## Given request
Look for the string "name" in the lines and copy each line that has it.
## begin Given records
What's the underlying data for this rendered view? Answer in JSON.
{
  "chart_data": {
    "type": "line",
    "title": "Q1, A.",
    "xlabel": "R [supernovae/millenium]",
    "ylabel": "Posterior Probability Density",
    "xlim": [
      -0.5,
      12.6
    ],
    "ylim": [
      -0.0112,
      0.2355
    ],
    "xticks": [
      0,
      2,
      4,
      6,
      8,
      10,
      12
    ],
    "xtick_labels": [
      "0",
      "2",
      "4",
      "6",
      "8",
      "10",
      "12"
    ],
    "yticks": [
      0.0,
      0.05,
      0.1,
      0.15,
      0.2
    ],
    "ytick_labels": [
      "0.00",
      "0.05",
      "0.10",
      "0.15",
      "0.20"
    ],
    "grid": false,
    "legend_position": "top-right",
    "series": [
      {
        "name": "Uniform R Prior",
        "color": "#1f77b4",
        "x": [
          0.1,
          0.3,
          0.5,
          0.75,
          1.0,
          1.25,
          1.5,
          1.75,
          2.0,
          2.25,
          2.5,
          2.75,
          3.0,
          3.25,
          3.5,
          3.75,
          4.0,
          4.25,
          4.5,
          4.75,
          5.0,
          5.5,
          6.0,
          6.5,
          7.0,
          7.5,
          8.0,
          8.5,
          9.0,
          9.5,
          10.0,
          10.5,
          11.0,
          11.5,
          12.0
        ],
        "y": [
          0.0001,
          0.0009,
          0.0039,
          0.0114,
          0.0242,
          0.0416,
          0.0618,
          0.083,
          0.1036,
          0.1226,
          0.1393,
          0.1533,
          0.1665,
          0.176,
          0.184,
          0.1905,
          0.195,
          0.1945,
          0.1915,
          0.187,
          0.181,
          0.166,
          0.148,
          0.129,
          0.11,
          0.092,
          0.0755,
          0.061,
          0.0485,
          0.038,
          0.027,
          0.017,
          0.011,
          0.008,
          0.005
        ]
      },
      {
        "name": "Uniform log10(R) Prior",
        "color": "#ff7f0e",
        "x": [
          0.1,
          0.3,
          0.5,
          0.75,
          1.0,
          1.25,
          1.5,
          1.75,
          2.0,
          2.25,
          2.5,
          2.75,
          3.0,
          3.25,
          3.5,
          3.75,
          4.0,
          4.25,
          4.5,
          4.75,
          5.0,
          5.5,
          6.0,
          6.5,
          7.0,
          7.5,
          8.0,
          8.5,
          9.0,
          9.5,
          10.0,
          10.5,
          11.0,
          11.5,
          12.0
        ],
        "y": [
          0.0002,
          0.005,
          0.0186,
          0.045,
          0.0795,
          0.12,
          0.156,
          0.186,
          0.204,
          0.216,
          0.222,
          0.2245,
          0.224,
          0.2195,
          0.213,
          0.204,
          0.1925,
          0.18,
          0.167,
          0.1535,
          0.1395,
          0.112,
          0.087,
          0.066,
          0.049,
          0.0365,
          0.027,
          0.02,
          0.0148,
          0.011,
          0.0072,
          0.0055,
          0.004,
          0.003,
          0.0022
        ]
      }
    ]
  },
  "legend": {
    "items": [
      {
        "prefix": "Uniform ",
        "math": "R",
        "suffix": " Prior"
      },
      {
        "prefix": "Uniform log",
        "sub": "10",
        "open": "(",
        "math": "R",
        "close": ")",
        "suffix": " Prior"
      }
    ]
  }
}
## end Given records
## Written solution
        "name": "Uniform R Prior",
        "name": "Uniform log10(R) Prior",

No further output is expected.